[Dataset rows]
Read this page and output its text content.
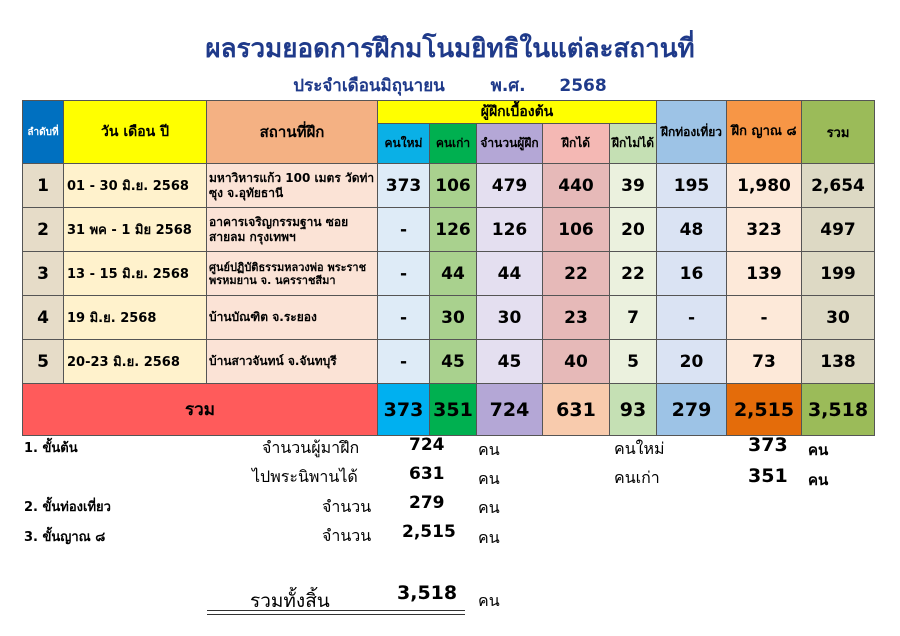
ผลรวมยอดการฝึกมโนมยิทธิในแต่ละสถานที่
ประจำเดือนมิถุนายน	พ.ศ. 2568
ลำดับที่	วัน เดือน ปี	สถานที่ฝึก	ผู้ฝึกเบื้องต้น					ฝึกท่องเที่ยว	ฝึก ญาณ ๘	รวม
			คนใหม่	คนเก่า	จำนวนผู้ฝึก	ฝึกได้	ฝึกไม่ได้			
1	01 - 30 มิ.ย. 2568	มหาวิหารแก้ว 100 เมตร วัดท่าซุง จ.อุทัยธานี	373	106	479	440	39	195	1,980	2,654
2	31 พค - 1 มิย 2568	อาคารเจริญกรรมฐาน ซอยสายลม กรุงเทพฯ	-	126	126	106	20	48	323	497
3	13 - 15 มิ.ย. 2568	ศูนย์ปฏิบัติธรรมหลวงพ่อ พระราชพรหมยาน จ. นครราชสีมา	-	44	44	22	22	16	139	199
4	19 มิ.ย. 2568	บ้านบัณฑิต จ.ระยอง	-	30	30	23	7	-	-	30
5	20-23 มิ.ย. 2568	บ้านสาวจันทน์ จ.จันทบุรี	-	45	45	40	5	20	73	138
รวม			373	351	724	631	93	279	2,515	3,518
1. ขั้นต้น	จำนวนผู้มาฝึก	724 คน	คนใหม่	373 คน
ไปพระนิพานได้	631 คน	คนเก่า	351 คน
2. ขั้นท่องเที่ยว	จำนวน 279 คน
3. ขั้นญาณ ๘	จำนวน 2,515 คน
รวมทั้งสิ้น	3,518 คน
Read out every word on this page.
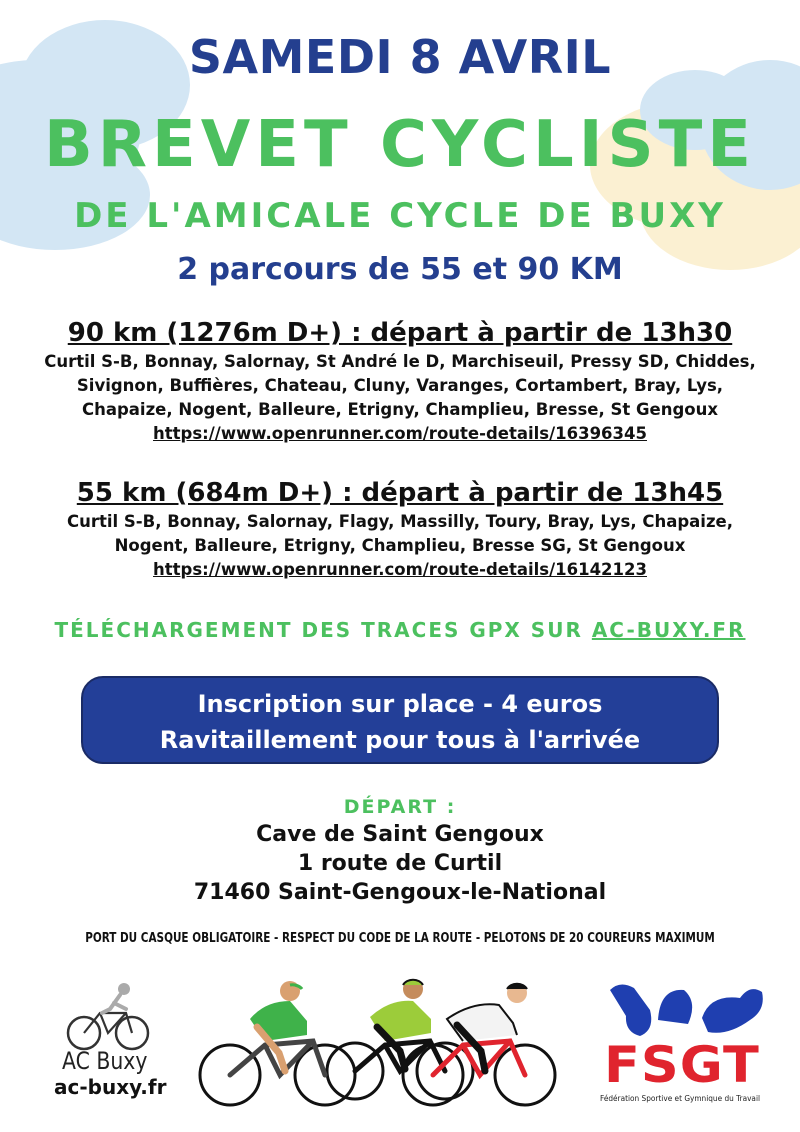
SAMEDI 8 AVRIL
BREVET CYCLISTE
DE L'AMICALE CYCLE DE BUXY
2 parcours de 55 et 90 KM
90 km (1276m D+) : départ à partir de 13h30
Curtil S-B, Bonnay, Salornay, St André le D, Marchiseuil, Pressy SD, Chiddes,
Sivignon, Buffières, Chateau, Cluny, Varanges, Cortambert, Bray, Lys,
Chapaize, Nogent, Balleure, Etrigny, Champlieu, Bresse, St Gengoux
https://www.openrunner.com/route-details/16396345
55 km (684m D+) : départ à partir de 13h45
Curtil S-B, Bonnay, Salornay, Flagy, Massilly, Toury, Bray, Lys, Chapaize,
Nogent, Balleure, Etrigny, Champlieu, Bresse SG, St Gengoux
https://www.openrunner.com/route-details/16142123
TÉLÉCHARGEMENT DES TRACES GPX SUR AC-BUXY.FR
Inscription sur place - 4 euros
Ravitaillement pour tous à l'arrivée
DÉPART :
Cave de Saint Gengoux
1 route de Curtil
71460 Saint-Gengoux-le-National
PORT DU CASQUE OBLIGATOIRE - RESPECT DU CODE DE LA ROUTE - PELOTONS DE 20 COUREURS MAXIMUM
AC Buxy
ac-buxy.fr	FSGT
Fédération Sportive et Gymnique du Travail
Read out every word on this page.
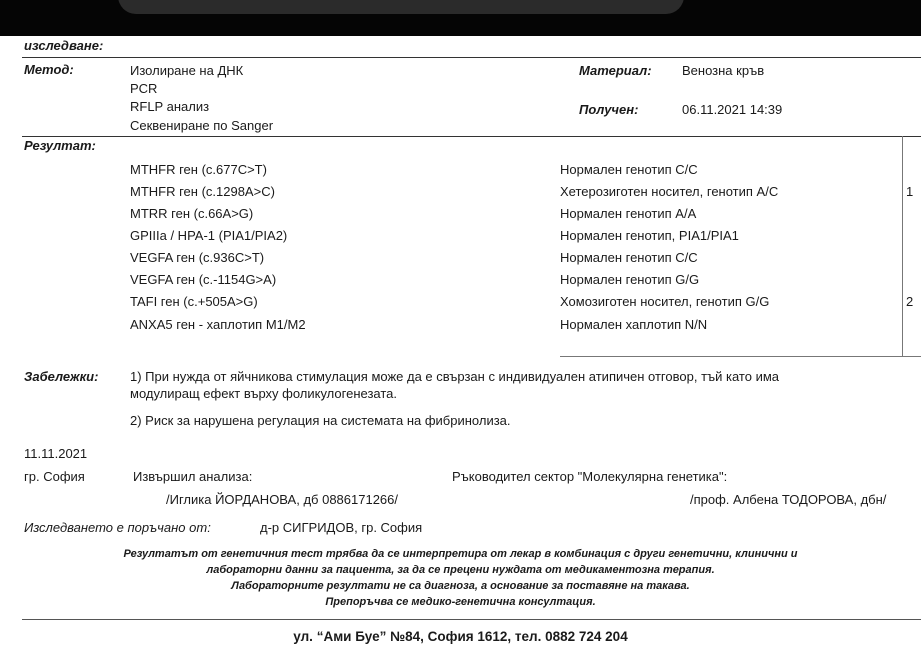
изследване:
Метод:	Изолиране на ДНК
PCR
RFLP анализ
Секвениране по Sanger
Материал: Венозна кръв
Получен:	06.11.2021 14:39
Резултат:
MTHFR ген (c.677C>T)	Нормален генотип C/C
MTHFR ген (c.1298A>C)	Хетерозиготен носител, генотип A/C	1
MTRR ген (c.66A>G)	Нормален генотип A/A
GPIIIa / HPA-1 (PIA1/PIA2)	Нормален генотип, PIA1/PIA1
VEGFA ген (c.936C>T)	Нормален генотип C/C
VEGFA ген (c.-1154G>A)	Нормален генотип G/G
TAFI ген (c.+505A>G)	Хомозиготен носител, генотип G/G	2
ANXA5 ген - хаплотип M1/M2	Нормален хаплотип N/N
Забележки: 1) При нужда от яйчникова стимулация може да е свързан с индивидуален атипичен отговор, тъй като има
модулиращ ефект върху фоликулогенезата.
2) Риск за нарушена регулация на системата на фибринолиза.
11.11.2021
гр. София	Извършил анализа:	Ръководител сектор "Молекулярна генетика":
/Иглика ЙОРДАНОВА, дб 0886171266/	/проф. Албена ТОДОРОВА, дбн/
Изследването е поръчано от:	д-р СИГРИДОВ, гр. София
Резултатът от генетичния тест трябва да се интерпретира от лекар в комбинация с други генетични, клинични и
лабораторни данни за пациента, за да се прецени нуждата от медикаментозна терапия.
Лабораторните резултати не са диагноза, а основание за поставяне на такава.
Препоръчва се медико-генетична консултация.
ул. “Ами Буе” №84, София 1612, тел. 0882 724 204
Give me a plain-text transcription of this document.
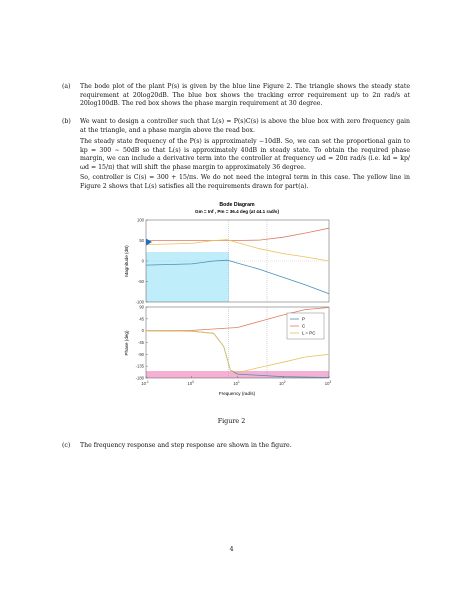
(a) The bode plot of the plant P(s) is given by the blue line Figure 2. The triangle shows the steady state requirement at 20log20dB. The blue box shows the tracking error requirement up to 2π rad/s at 20log100dB. The red box shows the phase margin requirement at 30 degree.
(b) We want to design a controller such that L(s) = P(s)C(s) is above the blue box with zero frequency gain at the triangle, and a phase margin above the read box.
The steady state frequency of the P(s) is approximately −10dB. So, we can set the proportional gain to kp = 300 ∼ 50dB so that L(s) is approximately 40dB in steady state. To obtain the required phase margin, we can include a derivative term into the controller at frequency ωd = 20π rad/s (i.e. kd = kp/ωd = 15/π) that will shift the phase margin to approximately 36 degree.
So, controller is C(s) = 300 + 15/πs. We do not need the integral term in this case. The yellow line in Figure 2 shows that L(s) satisfies all the requirements drawn for part(a).
Bode Diagram
Gm = Inf , Pm = 36.4 deg (at 44.1 rad/s)
100
50
0
-50
-100
Magnitude (dB)
90
45
0
-45
-90
-135
-180
Phase (deg)
P
C
L = PC
$10^{-1}$	$10^0$	$10^1$	$10^2$	$10^3$
Frequency (rad/s)
Figure 2
(c) The frequency response and step response are shown in the figure.
4
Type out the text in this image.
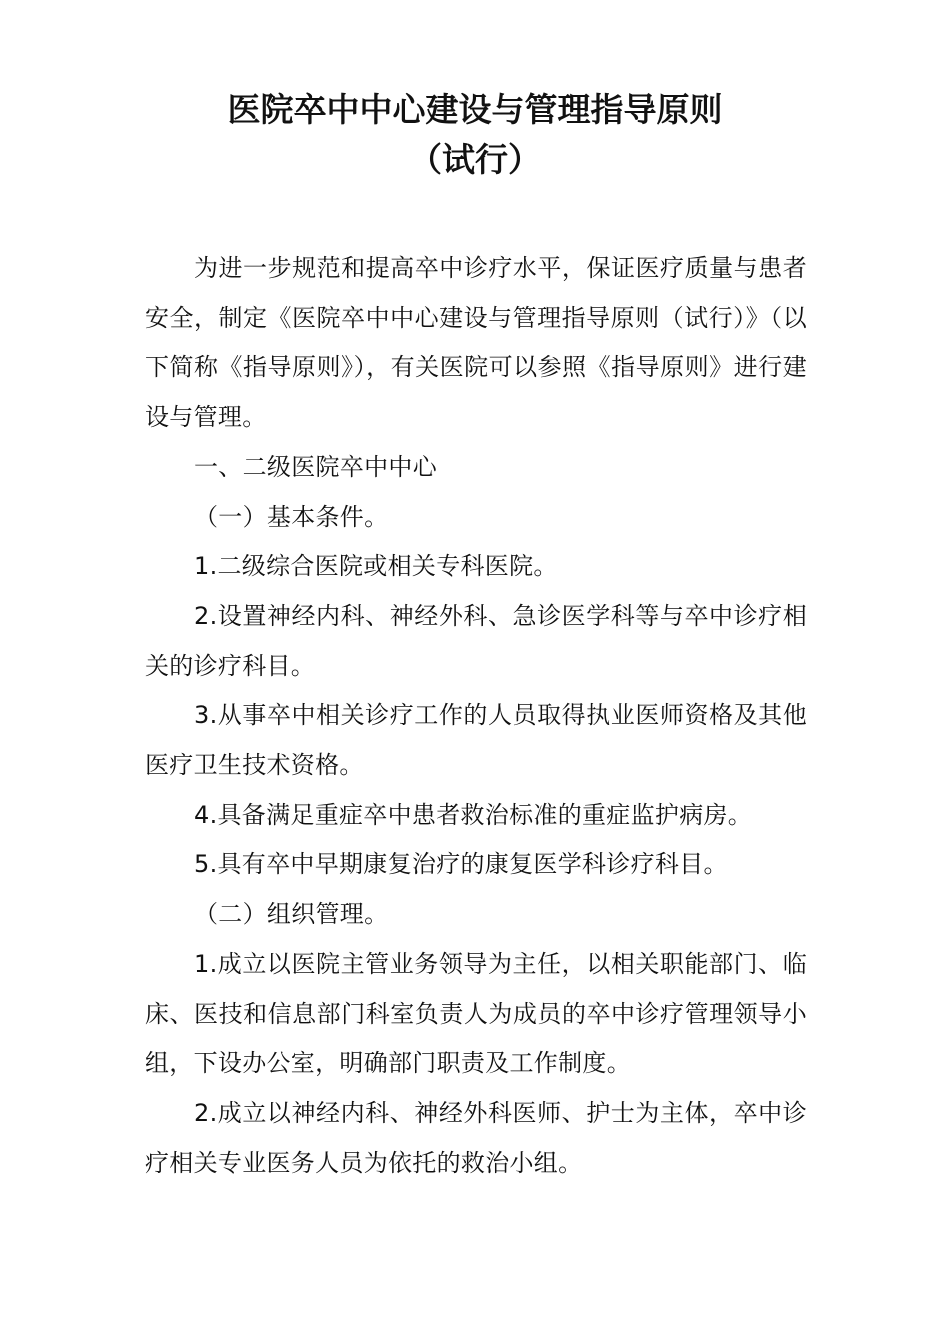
医院卒中中心建设与管理指导原则
（试行）

为进一步规范和提高卒中诊疗水平，保证医疗质量与患者安全，制定《医院卒中中心建设与管理指导原则（试行）》（以下简称《指导原则》），有关医院可以参照《指导原则》进行建设与管理。

一、二级医院卒中中心

（一）基本条件。

1.二级综合医院或相关专科医院。

2.设置神经内科、神经外科、急诊医学科等与卒中诊疗相关的诊疗科目。

3.从事卒中相关诊疗工作的人员取得执业医师资格及其他医疗卫生技术资格。

4.具备满足重症卒中患者救治标准的重症监护病房。

5.具有卒中早期康复治疗的康复医学科诊疗科目。

（二）组织管理。

1.成立以医院主管业务领导为主任，以相关职能部门、临床、医技和信息部门科室负责人为成员的卒中诊疗管理领导小组，下设办公室，明确部门职责及工作制度。

2.成立以神经内科、神经外科医师、护士为主体，卒中诊疗相关专业医务人员为依托的救治小组。
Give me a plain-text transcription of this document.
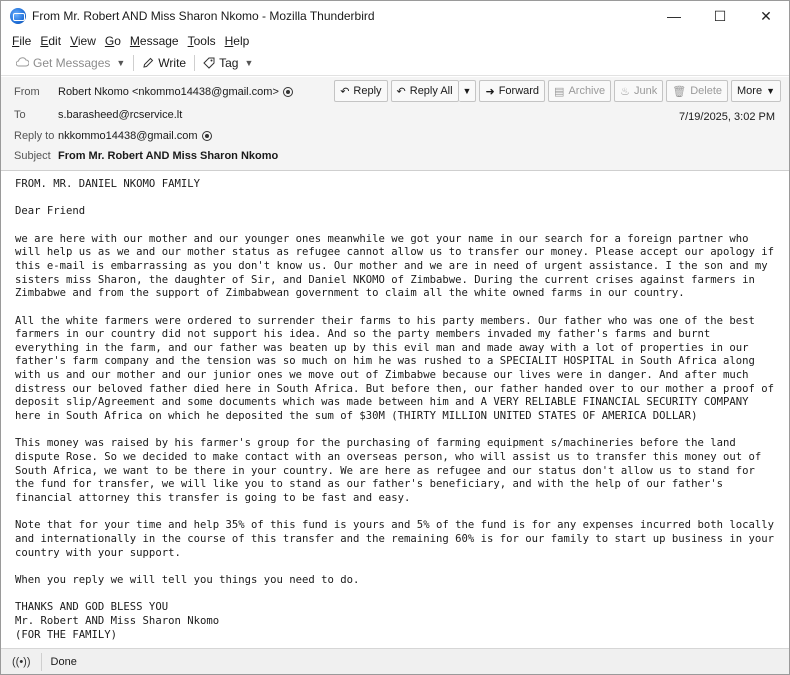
From Mr. Robert AND Miss Sharon Nkomo - Mozilla Thunderbird	—	☐	✕
File Edit View Go Message Tools Help
Get Messages ▼	Write	Tag ▼
From	Robert Nkomo <nkommo14438@gmail.com>
To	s.barasheed@rcservice.lt
Reply to nkkommo14438@gmail.com
Subject From Mr. Robert AND Miss Sharon Nkomo
↶ Reply ↶ Reply All ▼ ➜ Forward ▤ Archive ♨ Junk 🗑 Delete More ▼
7/19/2025, 3:02 PM

FROM. MR. DANIEL NKOMO FAMILY

Dear Friend

we are here with our mother and our younger ones meanwhile we got your name in our search for a foreign partner who
will help us as we and our mother status as refugee cannot allow us to transfer our money. Please accept our apology if
this e-mail is embarrassing as you don't know us. Our mother and we are in need of urgent assistance. I the son and my
sisters miss Sharon, the daughter of Sir, and Daniel NKOMO of Zimbabwe. During the current crises against farmers in
Zimbabwe and from the support of Zimbabwean government to claim all the white owned farms in our country.

All the white farmers were ordered to surrender their farms to his party members. Our father who was one of the best
farmers in our country did not support his idea. And so the party members invaded my father's farms and burnt
everything in the farm, and our father was beaten up by this evil man and made away with a lot of properties in our
father's farm company and the tension was so much on him he was rushed to a SPECIALIT HOSPITAL in South Africa along
with us and our mother and our junior ones we move out of Zimbabwe because our lives were in danger. And after much
distress our beloved father died here in South Africa. But before then, our father handed over to our mother a proof of
deposit slip/Agreement and some documents which was made between him and A VERY RELIABLE FINANCIAL SECURITY COMPANY
here in South Africa on which he deposited the sum of $30M (THIRTY MILLION UNITED STATES OF AMERICA DOLLAR)

This money was raised by his farmer's group for the purchasing of farming equipment s/machineries before the land
dispute Rose. So we decided to make contact with an overseas person, who will assist us to transfer this money out of
South Africa, we want to be there in your country. We are here as refugee and our status don't allow us to stand for
the fund for transfer, we will like you to stand as our father's beneficiary, and with the help of our father's
financial attorney this transfer is going to be fast and easy.

Note that for your time and help 35% of this fund is yours and 5% of the fund is for any expenses incurred both locally
and internationally in the course of this transfer and the remaining 60% is for our family to start up business in your
country with your support.

When you reply we will tell you things you need to do.

THANKS AND GOD BLESS YOU
Mr. Robert AND Miss Sharon Nkomo
(FOR THE FAMILY)

((•)) Done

# [Stated goal]
Search the data above for the word "term", then gather each line in which it appears.

# [Output]
The steady state frequency of the P(s) is approximately −10dB. So, we can set the proportional gain to kp = 300 ∼ 50dB so that L(s) is approximately 40dB in steady state. To obtain the required phase margin, we can include a derivative term into the controller at frequency ωd = 20π rad/s (i.e. kd = kp/ωd = 15/π) that will shift the phase margin to approximately 36 degree.
So, controller is C(s) = 300 + 15/πs. We do not need the integral term in this case. The yellow line in Figure 2 shows that L(s) satisfies all the requirements drawn for part(a).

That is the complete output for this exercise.